Given entries.
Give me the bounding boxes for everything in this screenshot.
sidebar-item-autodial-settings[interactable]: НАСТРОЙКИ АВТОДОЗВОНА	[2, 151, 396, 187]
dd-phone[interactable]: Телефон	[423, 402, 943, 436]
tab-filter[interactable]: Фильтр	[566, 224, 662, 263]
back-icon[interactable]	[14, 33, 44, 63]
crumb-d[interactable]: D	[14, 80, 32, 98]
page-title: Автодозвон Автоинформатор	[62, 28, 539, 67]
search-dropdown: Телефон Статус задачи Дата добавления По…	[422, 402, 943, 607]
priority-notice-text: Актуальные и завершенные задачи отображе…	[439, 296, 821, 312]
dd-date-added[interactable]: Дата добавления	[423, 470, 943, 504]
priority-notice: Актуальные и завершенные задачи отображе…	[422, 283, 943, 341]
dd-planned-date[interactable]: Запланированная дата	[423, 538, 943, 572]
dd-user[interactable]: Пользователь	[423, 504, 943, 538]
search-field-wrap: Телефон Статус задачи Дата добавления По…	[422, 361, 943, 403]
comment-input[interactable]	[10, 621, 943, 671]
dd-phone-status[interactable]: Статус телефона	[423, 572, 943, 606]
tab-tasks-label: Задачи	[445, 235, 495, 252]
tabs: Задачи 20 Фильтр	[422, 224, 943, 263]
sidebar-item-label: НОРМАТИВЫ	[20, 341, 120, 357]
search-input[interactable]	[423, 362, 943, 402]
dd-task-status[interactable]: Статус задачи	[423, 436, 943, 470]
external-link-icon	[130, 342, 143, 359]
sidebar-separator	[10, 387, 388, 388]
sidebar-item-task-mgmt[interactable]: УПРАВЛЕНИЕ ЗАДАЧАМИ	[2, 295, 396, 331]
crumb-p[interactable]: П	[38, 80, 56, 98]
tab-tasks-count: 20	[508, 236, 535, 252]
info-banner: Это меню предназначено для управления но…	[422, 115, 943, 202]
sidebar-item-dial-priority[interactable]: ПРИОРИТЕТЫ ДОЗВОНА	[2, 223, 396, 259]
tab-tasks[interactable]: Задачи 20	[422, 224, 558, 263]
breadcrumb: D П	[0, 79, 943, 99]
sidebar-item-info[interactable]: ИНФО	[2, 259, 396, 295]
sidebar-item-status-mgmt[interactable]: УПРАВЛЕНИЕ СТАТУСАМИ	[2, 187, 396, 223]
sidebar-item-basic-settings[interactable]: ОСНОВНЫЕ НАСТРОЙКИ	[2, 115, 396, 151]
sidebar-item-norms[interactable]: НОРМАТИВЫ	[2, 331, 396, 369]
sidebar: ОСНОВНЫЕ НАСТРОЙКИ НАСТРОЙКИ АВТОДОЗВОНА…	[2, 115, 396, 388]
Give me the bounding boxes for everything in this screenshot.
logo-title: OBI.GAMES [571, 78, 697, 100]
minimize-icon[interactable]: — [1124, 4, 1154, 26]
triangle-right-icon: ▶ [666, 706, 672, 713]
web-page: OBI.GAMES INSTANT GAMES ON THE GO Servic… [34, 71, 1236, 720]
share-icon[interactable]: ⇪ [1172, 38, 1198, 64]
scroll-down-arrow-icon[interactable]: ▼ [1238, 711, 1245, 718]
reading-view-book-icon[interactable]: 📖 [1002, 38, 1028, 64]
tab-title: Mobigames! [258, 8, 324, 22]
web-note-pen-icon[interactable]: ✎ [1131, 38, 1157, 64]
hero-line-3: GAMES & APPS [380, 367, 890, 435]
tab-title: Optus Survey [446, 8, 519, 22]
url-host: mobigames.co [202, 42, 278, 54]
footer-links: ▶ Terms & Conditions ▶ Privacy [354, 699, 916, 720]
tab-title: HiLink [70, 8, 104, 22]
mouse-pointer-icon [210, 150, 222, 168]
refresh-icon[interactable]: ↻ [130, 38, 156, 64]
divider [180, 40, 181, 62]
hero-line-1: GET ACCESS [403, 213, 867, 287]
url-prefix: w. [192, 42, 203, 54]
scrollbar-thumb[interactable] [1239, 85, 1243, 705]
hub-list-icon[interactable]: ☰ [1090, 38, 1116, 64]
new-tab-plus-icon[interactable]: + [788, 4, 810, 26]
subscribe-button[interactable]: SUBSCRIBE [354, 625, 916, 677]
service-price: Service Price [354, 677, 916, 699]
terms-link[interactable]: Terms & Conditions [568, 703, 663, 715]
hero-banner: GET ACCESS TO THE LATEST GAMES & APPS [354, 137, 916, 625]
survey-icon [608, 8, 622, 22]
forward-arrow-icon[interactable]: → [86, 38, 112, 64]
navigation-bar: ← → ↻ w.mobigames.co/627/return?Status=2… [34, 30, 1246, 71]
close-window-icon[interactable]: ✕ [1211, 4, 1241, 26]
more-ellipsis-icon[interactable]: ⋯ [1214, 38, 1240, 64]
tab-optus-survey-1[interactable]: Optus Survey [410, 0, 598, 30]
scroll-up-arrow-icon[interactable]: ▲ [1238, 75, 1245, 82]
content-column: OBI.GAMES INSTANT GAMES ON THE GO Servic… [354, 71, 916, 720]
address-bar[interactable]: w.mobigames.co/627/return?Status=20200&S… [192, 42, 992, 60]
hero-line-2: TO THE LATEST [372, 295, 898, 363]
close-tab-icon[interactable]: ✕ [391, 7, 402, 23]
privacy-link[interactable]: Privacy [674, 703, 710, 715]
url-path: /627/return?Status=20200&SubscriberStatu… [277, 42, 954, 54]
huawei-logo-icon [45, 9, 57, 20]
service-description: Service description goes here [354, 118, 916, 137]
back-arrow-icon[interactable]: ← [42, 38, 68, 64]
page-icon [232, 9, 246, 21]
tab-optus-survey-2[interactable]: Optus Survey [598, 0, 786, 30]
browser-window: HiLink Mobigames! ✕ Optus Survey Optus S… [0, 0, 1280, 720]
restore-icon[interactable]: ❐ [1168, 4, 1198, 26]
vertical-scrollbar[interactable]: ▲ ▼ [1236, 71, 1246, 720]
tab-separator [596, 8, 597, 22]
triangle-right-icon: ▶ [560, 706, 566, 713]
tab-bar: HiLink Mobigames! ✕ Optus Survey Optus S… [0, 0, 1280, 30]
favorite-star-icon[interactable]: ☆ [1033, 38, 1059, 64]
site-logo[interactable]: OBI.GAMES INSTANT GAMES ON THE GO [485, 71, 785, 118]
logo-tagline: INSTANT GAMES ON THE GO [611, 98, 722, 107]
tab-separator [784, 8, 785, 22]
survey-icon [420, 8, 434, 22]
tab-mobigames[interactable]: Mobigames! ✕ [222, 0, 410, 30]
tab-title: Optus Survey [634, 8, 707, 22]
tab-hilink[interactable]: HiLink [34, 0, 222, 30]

Requirement. Can you recast every line of the entries above as a Markdown table with two columns, "No." for a running row number and "Text" for the line, leaving out any blank lines?

Answer in full.
| No. | Text |
|---|---|
| 1 | Give me the bounding boxes for everything in this screenshot. |
| 2 | sidebar-item-autodial-settings[interactable]: НАСТРОЙКИ АВТОДОЗВОНА	[2, 151, 396, 187] |
| 3 | dd-phone[interactable]: Телефон	[423, 402, 943, 436] |
| 4 | tab-filter[interactable]: Фильтр	[566, 224, 662, 263] |
| 5 | back-icon[interactable]	[14, 33, 44, 63] |
| 6 | crumb-d[interactable]: D	[14, 80, 32, 98] |
| 7 | page-title: Автодозвон Автоинформатор	[62, 28, 539, 67] |
| 8 | search-dropdown: Телефон Статус задачи Дата добавления По…	[422, 402, 943, 607] |
| 9 | priority-notice-text: Актуальные и завершенные задачи отображе…	[439, 296, 821, 312] |
| 10 | dd-date-added[interactable]: Дата добавления	[423, 470, 943, 504] |
| 11 | priority-notice: Актуальные и завершенные задачи отображе…	[422, 283, 943, 341] |
| 12 | dd-planned-date[interactable]: Запланированная дата	[423, 538, 943, 572] |
| 13 | dd-user[interactable]: Пользователь	[423, 504, 943, 538] |
| 14 | search-field-wrap: Телефон Статус задачи Дата добавления По…	[422, 361, 943, 403] |
| 15 | comment-input[interactable]	[10, 621, 943, 671] |
| 16 | dd-phone-status[interactable]: Статус телефона	[423, 572, 943, 606] |
| 17 | tab-tasks-label: Задачи	[445, 235, 495, 252] |
| 18 | tabs: Задачи 20 Фильтр	[422, 224, 943, 263] |
| 19 | sidebar-item-label: НОРМАТИВЫ	[20, 341, 120, 357] |
| 20 | search-input[interactable]	[423, 362, 943, 402] |
| 21 | dd-task-status[interactable]: Статус задачи	[423, 436, 943, 470] |
| 22 | external-link-icon	[130, 342, 143, 359] |
| 23 | sidebar-separator	[10, 387, 388, 388] |
| 24 | sidebar-item-task-mgmt[interactable]: УПРАВЛЕНИЕ ЗАДАЧАМИ	[2, 295, 396, 331] |
| 25 | crumb-p[interactable]: П	[38, 80, 56, 98] |
| 26 | tab-tasks-count: 20	[508, 236, 535, 252] |
| 27 | info-banner: Это меню предназначено для управления но…	[422, 115, 943, 202] |
| 28 | sidebar-item-dial-priority[interactable]: ПРИОРИТЕТЫ ДОЗВОНА	[2, 223, 396, 259] |
| 29 | tab-tasks[interactable]: Задачи 20	[422, 224, 558, 263] |
| 30 | breadcrumb: D П	[0, 79, 943, 99] |
| 31 | sidebar-item-info[interactable]: ИНФО	[2, 259, 396, 295] |
| 32 | sidebar-item-status-mgmt[interactable]: УПРАВЛЕНИЕ СТАТУСАМИ	[2, 187, 396, 223] |
| 33 | sidebar-item-basic-settings[interactable]: ОСНОВНЫЕ НАСТРОЙКИ	[2, 115, 396, 151] |
| 34 | sidebar-item-norms[interactable]: НОРМАТИВЫ	[2, 331, 396, 369] |
| 35 | sidebar: ОСНОВНЫЕ НАСТРОЙКИ НАСТРОЙКИ АВТОДОЗВОНА…	[2, 115, 396, 388] |
| 36 | Give me the bounding boxes for everything in this screenshot. |
| 37 | logo-title: OBI.GAMES [571, 78, 697, 100] |
| 38 | minimize-icon[interactable]: — [1124, 4, 1154, 26] |
| 39 | triangle-right-icon: ▶ [666, 706, 672, 713] |
| 40 | web-page: OBI.GAMES INSTANT GAMES ON THE GO Servic… [34, 71, 1236, 720] |
| 41 | share-icon[interactable]: ⇪ [1172, 38, 1198, 64] |
| 42 | scroll-down-arrow-icon[interactable]: ▼ [1238, 711, 1245, 718] |
| 43 | reading-view-book-icon[interactable]: 📖 [1002, 38, 1028, 64] |
| 44 | tab-title: Mobigames! [258, 8, 324, 22] |
| 45 | web-note-pen-icon[interactable]: ✎ [1131, 38, 1157, 64] |
| 46 | hero-line-3: GAMES & APPS [380, 367, 890, 435] |
| 47 | tab-title: Optus Survey [446, 8, 519, 22] |
| 48 | url-host: mobigames.co [202, 42, 278, 54] |
| 49 | footer-links: ▶ Terms & Conditions ▶ Privacy [354, 699, 916, 720] |
| 50 | tab-title: HiLink [70, 8, 104, 22] |
| 51 | mouse-pointer-icon [210, 150, 222, 168] |
| 52 | refresh-icon[interactable]: ↻ [130, 38, 156, 64] |
| 53 | divider [180, 40, 181, 62] |
| 54 | hero-line-1: GET ACCESS [403, 213, 867, 287] |
| 55 | url-prefix: w. [192, 42, 203, 54] |
| 56 | scrollbar-thumb[interactable] [1239, 85, 1243, 705] |
| 57 | hub-list-icon[interactable]: ☰ [1090, 38, 1116, 64] |
| 58 | new-tab-plus-icon[interactable]: + [788, 4, 810, 26] |
| 59 | subscribe-button[interactable]: SUBSCRIBE [354, 625, 916, 677] |
| 60 | service-price: Service Price [354, 677, 916, 699] |
| 61 | terms-link[interactable]: Terms & Conditions [568, 703, 663, 715] |
| 62 | hero-banner: GET ACCESS TO THE LATEST GAMES & APPS [354, 137, 916, 625] |
| 63 | survey-icon [608, 8, 622, 22] |
| 64 | forward-arrow-icon[interactable]: → [86, 38, 112, 64] |
| 65 | navigation-bar: ← → ↻ w.mobigames.co/627/return?Status=2… [34, 30, 1246, 71] |
| 66 | close-window-icon[interactable]: ✕ [1211, 4, 1241, 26] |
| 67 | more-ellipsis-icon[interactable]: ⋯ [1214, 38, 1240, 64] |
| 68 | tab-optus-survey-1[interactable]: Optus Survey [410, 0, 598, 30] |
| 69 | scroll-up-arrow-icon[interactable]: ▲ [1238, 75, 1245, 82] |
| 70 | content-column: OBI.GAMES INSTANT GAMES ON THE GO Servic… [354, 71, 916, 720] |
| 71 | address-bar[interactable]: w.mobigames.co/627/return?Status=20200&S… [192, 42, 992, 60] |
| 72 | hero-line-2: TO THE LATEST [372, 295, 898, 363] |
| 73 | close-tab-icon[interactable]: ✕ [391, 7, 402, 23] |
| 74 | privacy-link[interactable]: Privacy [674, 703, 710, 715] |
| 75 | url-path: /627/return?Status=20200&SubscriberStatu… [277, 42, 954, 54] |
| 76 | huawei-logo-icon [45, 9, 57, 20] |
| 77 | service-description: Service description goes here [354, 118, 916, 137] |
| 78 | back-arrow-icon[interactable]: ← [42, 38, 68, 64] |
| 79 | page-icon [232, 9, 246, 21] |
| 80 | tab-optus-survey-2[interactable]: Optus Survey [598, 0, 786, 30] |
| 81 | browser-window: HiLink Mobigames! ✕ Optus Survey Optus S… [0, 0, 1280, 720] |
| 82 | restore-icon[interactable]: ❐ [1168, 4, 1198, 26] |
| 83 | vertical-scrollbar[interactable]: ▲ ▼ [1236, 71, 1246, 720] |
| 84 | tab-separator [596, 8, 597, 22] |
| 85 | triangle-right-icon: ▶ [560, 706, 566, 713] |
| 86 | tab-bar: HiLink Mobigames! ✕ Optus Survey Optus S… [0, 0, 1280, 30] |
| 87 | favorite-star-icon[interactable]: ☆ [1033, 38, 1059, 64] |
| 88 | site-logo[interactable]: OBI.GAMES INSTANT GAMES ON THE GO [485, 71, 785, 118] |
| 89 | logo-tagline: INSTANT GAMES ON THE GO [611, 98, 722, 107] |
| 90 | tab-separator [784, 8, 785, 22] |
| 91 | survey-icon [420, 8, 434, 22] |
| 92 | tab-mobigames[interactable]: Mobigames! ✕ [222, 0, 410, 30] |
| 93 | tab-title: Optus Survey [634, 8, 707, 22] |
| 94 | tab-hilink[interactable]: HiLink [34, 0, 222, 30] |